» Supplied data
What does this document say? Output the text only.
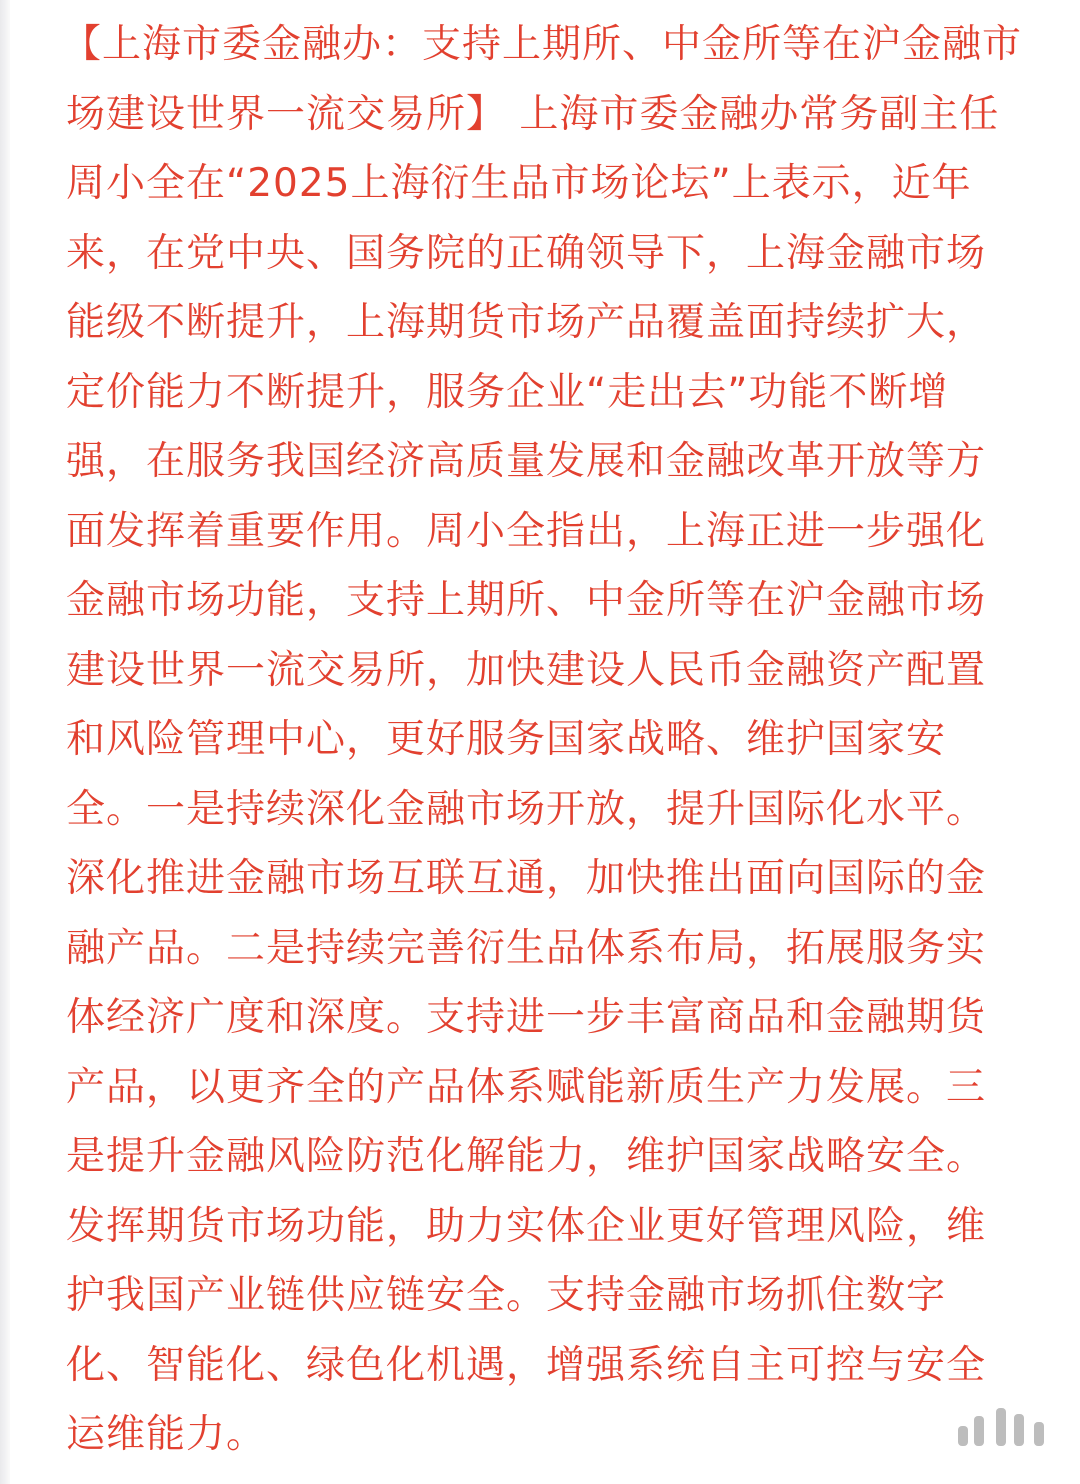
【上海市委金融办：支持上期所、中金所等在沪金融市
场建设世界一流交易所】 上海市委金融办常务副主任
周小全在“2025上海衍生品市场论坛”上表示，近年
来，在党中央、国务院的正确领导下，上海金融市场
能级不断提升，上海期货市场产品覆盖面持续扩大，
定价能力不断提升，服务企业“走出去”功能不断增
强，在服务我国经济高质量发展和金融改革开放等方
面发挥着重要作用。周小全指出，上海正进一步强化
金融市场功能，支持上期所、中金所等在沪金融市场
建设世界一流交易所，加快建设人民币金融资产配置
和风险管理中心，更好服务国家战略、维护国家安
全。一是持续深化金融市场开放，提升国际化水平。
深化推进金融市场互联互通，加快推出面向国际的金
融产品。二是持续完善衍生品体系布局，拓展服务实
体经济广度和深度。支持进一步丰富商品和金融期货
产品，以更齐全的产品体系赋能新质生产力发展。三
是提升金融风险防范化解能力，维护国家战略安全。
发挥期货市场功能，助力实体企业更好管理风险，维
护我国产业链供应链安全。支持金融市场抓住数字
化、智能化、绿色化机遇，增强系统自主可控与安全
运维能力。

» Exercise description
Wherever "支持上期所" shows up in a line, copy that line.

» Output below
【上海市委金融办：支持上期所、中金所等在沪金融市
金融市场功能，支持上期所、中金所等在沪金融市场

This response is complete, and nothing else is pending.